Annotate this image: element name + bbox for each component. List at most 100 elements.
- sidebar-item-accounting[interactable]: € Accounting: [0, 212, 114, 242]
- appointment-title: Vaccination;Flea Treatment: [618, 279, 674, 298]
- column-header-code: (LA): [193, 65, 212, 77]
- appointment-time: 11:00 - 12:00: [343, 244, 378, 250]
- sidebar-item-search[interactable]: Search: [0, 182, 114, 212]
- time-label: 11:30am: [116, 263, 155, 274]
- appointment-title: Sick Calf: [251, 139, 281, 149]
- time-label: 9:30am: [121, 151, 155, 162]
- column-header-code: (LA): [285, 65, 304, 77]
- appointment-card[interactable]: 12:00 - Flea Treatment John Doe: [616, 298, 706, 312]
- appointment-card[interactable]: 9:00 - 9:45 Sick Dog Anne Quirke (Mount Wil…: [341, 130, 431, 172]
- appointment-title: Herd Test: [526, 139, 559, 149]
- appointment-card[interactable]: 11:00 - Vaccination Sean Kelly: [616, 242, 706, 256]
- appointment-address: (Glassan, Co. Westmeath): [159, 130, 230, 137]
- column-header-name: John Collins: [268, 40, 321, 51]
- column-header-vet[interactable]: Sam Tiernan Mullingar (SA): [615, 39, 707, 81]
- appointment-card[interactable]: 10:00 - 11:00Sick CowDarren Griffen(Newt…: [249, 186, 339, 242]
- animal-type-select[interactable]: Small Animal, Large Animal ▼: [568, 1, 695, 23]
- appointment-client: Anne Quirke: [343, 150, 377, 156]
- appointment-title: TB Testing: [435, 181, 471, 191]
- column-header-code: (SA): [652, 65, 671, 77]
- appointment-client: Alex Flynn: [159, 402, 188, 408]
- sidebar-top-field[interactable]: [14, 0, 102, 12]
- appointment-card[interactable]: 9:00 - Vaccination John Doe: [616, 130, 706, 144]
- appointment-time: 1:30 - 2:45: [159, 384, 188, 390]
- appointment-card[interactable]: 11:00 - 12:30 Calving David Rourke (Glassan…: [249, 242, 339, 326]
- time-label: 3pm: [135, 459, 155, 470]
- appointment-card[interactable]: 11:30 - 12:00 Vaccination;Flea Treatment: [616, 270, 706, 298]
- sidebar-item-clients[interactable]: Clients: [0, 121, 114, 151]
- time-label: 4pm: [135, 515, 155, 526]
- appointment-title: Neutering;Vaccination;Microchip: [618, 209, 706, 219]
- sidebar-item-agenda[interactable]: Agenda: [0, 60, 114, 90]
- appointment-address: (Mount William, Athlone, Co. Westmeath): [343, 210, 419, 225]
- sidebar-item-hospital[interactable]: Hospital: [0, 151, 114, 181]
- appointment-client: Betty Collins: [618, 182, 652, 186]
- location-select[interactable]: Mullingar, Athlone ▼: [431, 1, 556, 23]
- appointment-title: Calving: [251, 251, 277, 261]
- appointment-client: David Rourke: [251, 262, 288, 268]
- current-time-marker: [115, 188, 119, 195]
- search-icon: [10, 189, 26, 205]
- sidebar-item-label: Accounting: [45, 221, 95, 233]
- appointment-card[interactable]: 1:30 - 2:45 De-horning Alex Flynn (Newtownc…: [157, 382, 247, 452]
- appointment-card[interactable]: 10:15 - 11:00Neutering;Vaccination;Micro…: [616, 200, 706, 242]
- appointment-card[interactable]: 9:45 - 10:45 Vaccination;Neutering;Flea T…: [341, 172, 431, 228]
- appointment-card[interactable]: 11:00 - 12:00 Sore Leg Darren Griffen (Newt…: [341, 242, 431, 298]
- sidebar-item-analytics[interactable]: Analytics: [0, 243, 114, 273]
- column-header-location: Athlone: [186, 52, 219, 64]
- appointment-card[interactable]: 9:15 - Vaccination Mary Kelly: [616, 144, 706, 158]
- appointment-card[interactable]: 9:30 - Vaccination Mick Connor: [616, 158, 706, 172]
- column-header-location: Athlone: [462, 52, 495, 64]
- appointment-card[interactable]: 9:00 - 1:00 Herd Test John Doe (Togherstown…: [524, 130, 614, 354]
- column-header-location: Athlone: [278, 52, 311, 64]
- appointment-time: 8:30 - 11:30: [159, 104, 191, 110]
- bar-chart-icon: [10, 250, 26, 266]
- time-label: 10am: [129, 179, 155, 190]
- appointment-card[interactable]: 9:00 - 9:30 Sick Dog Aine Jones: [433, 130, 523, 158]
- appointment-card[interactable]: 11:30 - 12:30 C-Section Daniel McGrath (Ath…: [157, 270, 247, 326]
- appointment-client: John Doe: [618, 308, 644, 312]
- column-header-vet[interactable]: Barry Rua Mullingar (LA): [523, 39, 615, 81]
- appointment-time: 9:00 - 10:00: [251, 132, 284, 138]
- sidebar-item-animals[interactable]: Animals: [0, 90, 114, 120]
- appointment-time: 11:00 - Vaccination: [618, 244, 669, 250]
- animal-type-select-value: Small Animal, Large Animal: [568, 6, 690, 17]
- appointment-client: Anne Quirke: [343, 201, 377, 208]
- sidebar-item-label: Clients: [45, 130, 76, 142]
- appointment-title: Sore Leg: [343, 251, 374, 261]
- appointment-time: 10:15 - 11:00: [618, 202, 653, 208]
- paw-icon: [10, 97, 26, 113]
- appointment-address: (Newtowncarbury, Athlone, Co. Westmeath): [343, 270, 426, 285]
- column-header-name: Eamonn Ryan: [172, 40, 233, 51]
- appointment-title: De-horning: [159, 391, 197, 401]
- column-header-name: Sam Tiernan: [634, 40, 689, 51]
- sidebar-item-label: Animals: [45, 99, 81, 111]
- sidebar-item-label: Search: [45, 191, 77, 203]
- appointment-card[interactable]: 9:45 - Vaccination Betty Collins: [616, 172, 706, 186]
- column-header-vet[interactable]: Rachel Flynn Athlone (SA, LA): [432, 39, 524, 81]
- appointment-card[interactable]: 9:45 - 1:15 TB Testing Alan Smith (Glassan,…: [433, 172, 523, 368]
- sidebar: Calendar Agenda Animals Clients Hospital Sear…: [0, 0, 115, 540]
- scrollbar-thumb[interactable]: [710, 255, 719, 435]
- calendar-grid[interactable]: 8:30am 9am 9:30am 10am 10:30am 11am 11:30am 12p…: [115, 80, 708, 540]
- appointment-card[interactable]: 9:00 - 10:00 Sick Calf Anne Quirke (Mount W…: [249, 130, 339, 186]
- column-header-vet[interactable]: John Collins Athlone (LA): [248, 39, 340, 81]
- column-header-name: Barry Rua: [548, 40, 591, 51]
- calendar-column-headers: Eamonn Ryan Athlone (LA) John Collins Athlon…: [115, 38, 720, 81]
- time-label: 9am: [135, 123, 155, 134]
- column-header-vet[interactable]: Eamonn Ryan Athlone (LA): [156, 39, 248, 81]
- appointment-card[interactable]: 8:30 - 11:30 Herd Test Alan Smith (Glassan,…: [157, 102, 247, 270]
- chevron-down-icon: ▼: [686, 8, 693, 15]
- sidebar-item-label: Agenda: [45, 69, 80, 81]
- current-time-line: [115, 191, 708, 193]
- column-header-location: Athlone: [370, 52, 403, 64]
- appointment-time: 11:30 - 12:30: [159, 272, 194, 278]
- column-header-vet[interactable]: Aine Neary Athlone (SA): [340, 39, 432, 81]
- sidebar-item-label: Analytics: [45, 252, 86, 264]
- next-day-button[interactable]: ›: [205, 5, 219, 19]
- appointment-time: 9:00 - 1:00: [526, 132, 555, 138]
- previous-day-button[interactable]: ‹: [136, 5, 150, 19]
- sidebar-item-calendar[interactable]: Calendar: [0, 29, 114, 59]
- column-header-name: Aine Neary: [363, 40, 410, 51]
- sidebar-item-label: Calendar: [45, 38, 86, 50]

• _What you are asked to do_
Copy all of the data above line for line, changing nothing.

• _Expected answer_
Annotate this image: element name + bbox for each component. List at most 100 elements.
- sidebar-item-accounting[interactable]: € Accounting: [0, 212, 114, 242]
- appointment-title: Vaccination;Flea Treatment: [618, 279, 674, 298]
- column-header-code: (LA): [193, 65, 212, 77]
- appointment-time: 11:00 - 12:00: [343, 244, 378, 250]
- sidebar-item-search[interactable]: Search: [0, 182, 114, 212]
- time-label: 11:30am: [116, 263, 155, 274]
- appointment-title: Sick Calf: [251, 139, 281, 149]
- time-label: 9:30am: [121, 151, 155, 162]
- column-header-code: (LA): [285, 65, 304, 77]
- appointment-card[interactable]: 12:00 - Flea Treatment John Doe: [616, 298, 706, 312]
- appointment-card[interactable]: 9:00 - 9:45 Sick Dog Anne Quirke (Mount Wil…: [341, 130, 431, 172]
- appointment-title: Herd Test: [526, 139, 559, 149]
- appointment-card[interactable]: 11:00 - Vaccination Sean Kelly: [616, 242, 706, 256]
- appointment-address: (Glassan, Co. Westmeath): [159, 130, 230, 137]
- column-header-name: John Collins: [268, 40, 321, 51]
- column-header-vet[interactable]: Sam Tiernan Mullingar (SA): [615, 39, 707, 81]
- appointment-card[interactable]: 10:00 - 11:00Sick CowDarren Griffen(Newt…: [249, 186, 339, 242]
- animal-type-select[interactable]: Small Animal, Large Animal ▼: [568, 1, 695, 23]
- appointment-client: Anne Quirke: [343, 150, 377, 156]
- appointment-title: TB Testing: [435, 181, 471, 191]
- column-header-code: (SA): [652, 65, 671, 77]
- appointment-client: Alex Flynn: [159, 402, 188, 408]
- sidebar-top-field[interactable]: [14, 0, 102, 12]
- appointment-card[interactable]: 9:00 - Vaccination John Doe: [616, 130, 706, 144]
- appointment-time: 1:30 - 2:45: [159, 384, 188, 390]
- appointment-card[interactable]: 11:00 - 12:30 Calving David Rourke (Glassan…: [249, 242, 339, 326]
- time-label: 3pm: [135, 459, 155, 470]
- appointment-card[interactable]: 11:30 - 12:00 Vaccination;Flea Treatment: [616, 270, 706, 298]
- sidebar-item-clients[interactable]: Clients: [0, 121, 114, 151]
- time-label: 4pm: [135, 515, 155, 526]
- appointment-title: Neutering;Vaccination;Microchip: [618, 209, 706, 219]
- sidebar-item-agenda[interactable]: Agenda: [0, 60, 114, 90]
- appointment-address: (Mount William, Athlone, Co. Westmeath): [343, 210, 419, 225]
- sidebar-item-hospital[interactable]: Hospital: [0, 151, 114, 181]
- appointment-client: Betty Collins: [618, 182, 652, 186]
- location-select[interactable]: Mullingar, Athlone ▼: [431, 1, 556, 23]
- appointment-title: Calving: [251, 251, 277, 261]
- appointment-client: David Rourke: [251, 262, 288, 268]
- current-time-marker: [115, 188, 119, 195]
- search-icon: [10, 189, 26, 205]
- sidebar-item-label: Accounting: [45, 221, 95, 233]
- appointment-card[interactable]: 1:30 - 2:45 De-horning Alex Flynn (Newtownc…: [157, 382, 247, 452]
- appointment-card[interactable]: 10:15 - 11:00Neutering;Vaccination;Micro…: [616, 200, 706, 242]
- appointment-card[interactable]: 9:45 - 10:45 Vaccination;Neutering;Flea T…: [341, 172, 431, 228]
- appointment-card[interactable]: 11:00 - 12:00 Sore Leg Darren Griffen (Newt…: [341, 242, 431, 298]
- sidebar-item-analytics[interactable]: Analytics: [0, 243, 114, 273]
- column-header-location: Athlone: [186, 52, 219, 64]
- appointment-card[interactable]: 9:15 - Vaccination Mary Kelly: [616, 144, 706, 158]
- appointment-card[interactable]: 9:30 - Vaccination Mick Connor: [616, 158, 706, 172]
- column-header-location: Athlone: [462, 52, 495, 64]
- appointment-card[interactable]: 9:00 - 1:00 Herd Test John Doe (Togherstown…: [524, 130, 614, 354]
- column-header-location: Athlone: [278, 52, 311, 64]
- appointment-time: 8:30 - 11:30: [159, 104, 191, 110]
- bar-chart-icon: [10, 250, 26, 266]
- time-label: 10am: [129, 179, 155, 190]
- appointment-card[interactable]: 9:00 - 9:30 Sick Dog Aine Jones: [433, 130, 523, 158]
- appointment-card[interactable]: 11:30 - 12:30 C-Section Daniel McGrath (Ath…: [157, 270, 247, 326]
- appointment-client: John Doe: [618, 308, 644, 312]
- column-header-vet[interactable]: Barry Rua Mullingar (LA): [523, 39, 615, 81]
- appointment-time: 9:00 - 10:00: [251, 132, 284, 138]
- sidebar-item-animals[interactable]: Animals: [0, 90, 114, 120]
- appointment-time: 11:00 - Vaccination: [618, 244, 669, 250]
- animal-type-select-value: Small Animal, Large Animal: [568, 6, 690, 17]
- appointment-client: Anne Quirke: [343, 201, 377, 208]
- sidebar-item-label: Clients: [45, 130, 76, 142]
- appointment-title: Sore Leg: [343, 251, 374, 261]
- appointment-time: 10:15 - 11:00: [618, 202, 653, 208]
- paw-icon: [10, 97, 26, 113]
- appointment-address: (Newtowncarbury, Athlone, Co. Westmeath): [343, 270, 426, 285]
- column-header-name: Eamonn Ryan: [172, 40, 233, 51]
- appointment-title: De-horning: [159, 391, 197, 401]
- column-header-name: Sam Tiernan: [634, 40, 689, 51]
- sidebar-item-label: Animals: [45, 99, 81, 111]
- sidebar-item-label: Search: [45, 191, 77, 203]
- appointment-card[interactable]: 9:45 - Vaccination Betty Collins: [616, 172, 706, 186]
- column-header-vet[interactable]: Rachel Flynn Athlone (SA, LA): [432, 39, 524, 81]
- appointment-card[interactable]: 9:45 - 1:15 TB Testing Alan Smith (Glassan,…: [433, 172, 523, 368]
- sidebar: Calendar Agenda Animals Clients Hospital Sear…: [0, 0, 115, 540]
- scrollbar-thumb[interactable]: [710, 255, 719, 435]
- calendar-grid[interactable]: 8:30am 9am 9:30am 10am 10:30am 11am 11:30am 12p…: [115, 80, 708, 540]
- appointment-card[interactable]: 9:00 - 10:00 Sick Calf Anne Quirke (Mount W…: [249, 130, 339, 186]
- column-header-vet[interactable]: John Collins Athlone (LA): [248, 39, 340, 81]
- column-header-name: Barry Rua: [548, 40, 591, 51]
- calendar-column-headers: Eamonn Ryan Athlone (LA) John Collins Athlon…: [115, 38, 720, 81]
- time-label: 9am: [135, 123, 155, 134]
- column-header-vet[interactable]: Eamonn Ryan Athlone (LA): [156, 39, 248, 81]
- appointment-card[interactable]: 8:30 - 11:30 Herd Test Alan Smith (Glassan,…: [157, 102, 247, 270]
- chevron-down-icon: ▼: [686, 8, 693, 15]
- sidebar-item-label: Agenda: [45, 69, 80, 81]
- current-time-line: [115, 191, 708, 193]
- column-header-location: Athlone: [370, 52, 403, 64]
- appointment-time: 11:30 - 12:30: [159, 272, 194, 278]
- column-header-vet[interactable]: Aine Neary Athlone (SA): [340, 39, 432, 81]
- sidebar-item-label: Analytics: [45, 252, 86, 264]
- next-day-button[interactable]: ›: [205, 5, 219, 19]
- appointment-time: 9:00 - 1:00: [526, 132, 555, 138]
- previous-day-button[interactable]: ‹: [136, 5, 150, 19]
- sidebar-item-calendar[interactable]: Calendar: [0, 29, 114, 59]
- column-header-name: Aine Neary: [363, 40, 410, 51]
- sidebar-item-label: Calendar: [45, 38, 86, 50]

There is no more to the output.